## SOURCE
....

In [104]:
import os
import json
import time
import pandas as pd
from tqdm import tqdm
from openrouter import OpenRouter
from google.api_core.exceptions import TooManyRequests





In [105]:
load_dotenv()
client = OpenRouter(api_key=os.getenv("OPENROUTER_API_KEY"))

In [122]:
# Load Yelp dataset (change path accordingly)
df = pd.read_csv("/yelp.csv")  # put your correct local path here
df = df[['text', 'stars']]

# Sample size to limit API calls (adjust as needed)
SAMPLE_SIZE = 10
sample_df = df.sample(SAMPLE_SIZE, random_state=42).reset_index(drop=True)


In [107]:
# Load Yelp dataset (change path accordingly)
df = pd.read_csv("/yelp.csv")  # put your correct local path here
df = df[['text', 'stars']]

# Sample size to limit API calls (adjust as needed)
SAMPLE_SIZE = 3
sample_df = df.sample(SAMPLE_SIZE, random_state=42).reset_index(drop=True)


In [108]:
CACHE_FILE = "openrouter_cache.json"

....

## PROVIDED MATERIAL
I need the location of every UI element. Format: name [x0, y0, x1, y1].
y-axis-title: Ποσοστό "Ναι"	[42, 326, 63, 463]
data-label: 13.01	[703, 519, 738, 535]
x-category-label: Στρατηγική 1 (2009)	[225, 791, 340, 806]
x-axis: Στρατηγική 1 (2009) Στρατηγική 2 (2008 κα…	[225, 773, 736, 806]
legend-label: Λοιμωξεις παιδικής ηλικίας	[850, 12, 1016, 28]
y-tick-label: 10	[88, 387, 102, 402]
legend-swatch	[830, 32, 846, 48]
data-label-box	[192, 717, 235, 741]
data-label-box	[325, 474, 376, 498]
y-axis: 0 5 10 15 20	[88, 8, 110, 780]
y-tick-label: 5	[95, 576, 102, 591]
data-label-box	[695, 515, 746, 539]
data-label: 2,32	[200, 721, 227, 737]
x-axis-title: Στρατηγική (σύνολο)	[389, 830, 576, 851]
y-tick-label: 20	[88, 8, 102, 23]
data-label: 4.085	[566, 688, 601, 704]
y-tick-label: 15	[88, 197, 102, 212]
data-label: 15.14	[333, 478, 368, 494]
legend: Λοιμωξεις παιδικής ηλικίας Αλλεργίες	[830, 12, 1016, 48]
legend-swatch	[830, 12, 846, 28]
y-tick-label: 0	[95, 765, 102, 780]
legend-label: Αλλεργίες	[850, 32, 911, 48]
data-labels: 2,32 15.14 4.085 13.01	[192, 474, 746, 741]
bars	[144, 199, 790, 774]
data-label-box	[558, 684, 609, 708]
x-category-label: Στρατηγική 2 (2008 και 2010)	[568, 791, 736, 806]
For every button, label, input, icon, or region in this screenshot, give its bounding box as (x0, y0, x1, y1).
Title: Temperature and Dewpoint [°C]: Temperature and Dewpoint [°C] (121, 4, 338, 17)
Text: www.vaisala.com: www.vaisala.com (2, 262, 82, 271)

....

## TO-DO LIST
(a) What file name does the notebook code assign to CACHE_FILE?
(b) Arrange the lines of the records as a numbered list, omitting any blank lines.

## ANSWERS TO THE PROBLEMS
(a) openrouter_cache.json

(b)
1. I need the location of every UI element. Format: name [x0, y0, x1, y1].
2. y-axis-title: Ποσοστό "Ναι"	[42, 326, 63, 463]
3. data-label: 13.01	[703, 519, 738, 535]
4. x-category-label: Στρατηγική 1 (2009)	[225, 791, 340, 806]
5. x-axis: Στρατηγική 1 (2009) Στρατηγική 2 (2008 κα…	[225, 773, 736, 806]
6. legend-label: Λοιμωξεις παιδικής ηλικίας	[850, 12, 1016, 28]
7. y-tick-label: 10	[88, 387, 102, 402]
8. legend-swatch	[830, 32, 846, 48]
9. data-label-box	[192, 717, 235, 741]
10. data-label-box	[325, 474, 376, 498]
11. y-axis: 0 5 10 15 20	[88, 8, 110, 780]
12. y-tick-label: 5	[95, 576, 102, 591]
13. data-label-box	[695, 515, 746, 539]
14. data-label: 2,32	[200, 721, 227, 737]
15. x-axis-title: Στρατηγική (σύνολο)	[389, 830, 576, 851]
16. y-tick-label: 20	[88, 8, 102, 23]
17. data-label: 4.085	[566, 688, 601, 704]
18. y-tick-label: 15	[88, 197, 102, 212]
19. data-label: 15.14	[333, 478, 368, 494]
20. legend: Λοιμωξεις παιδικής ηλικίας Αλλεργίες	[830, 12, 1016, 48]
21. legend-swatch	[830, 12, 846, 28]
22. y-tick-label: 0	[95, 765, 102, 780]
23. legend-label: Αλλεργίες	[850, 32, 911, 48]
24. data-labels: 2,32 15.14 4.085 13.01	[192, 474, 746, 741]
25. bars	[144, 199, 790, 774]
26. data-label-box	[558, 684, 609, 708]
27. x-category-label: Στρατηγική 2 (2008 και 2010)	[568, 791, 736, 806]
28. For every button, label, input, icon, or region in this screenshot, give its bounding box as (x0, y0, x1, y1).
29. Title: Temperature and Dewpoint [°C]: Temperature and Dewpoint [°C] (121, 4, 338, 17)
30. Text: www.vaisala.com: www.vaisala.com (2, 262, 82, 271)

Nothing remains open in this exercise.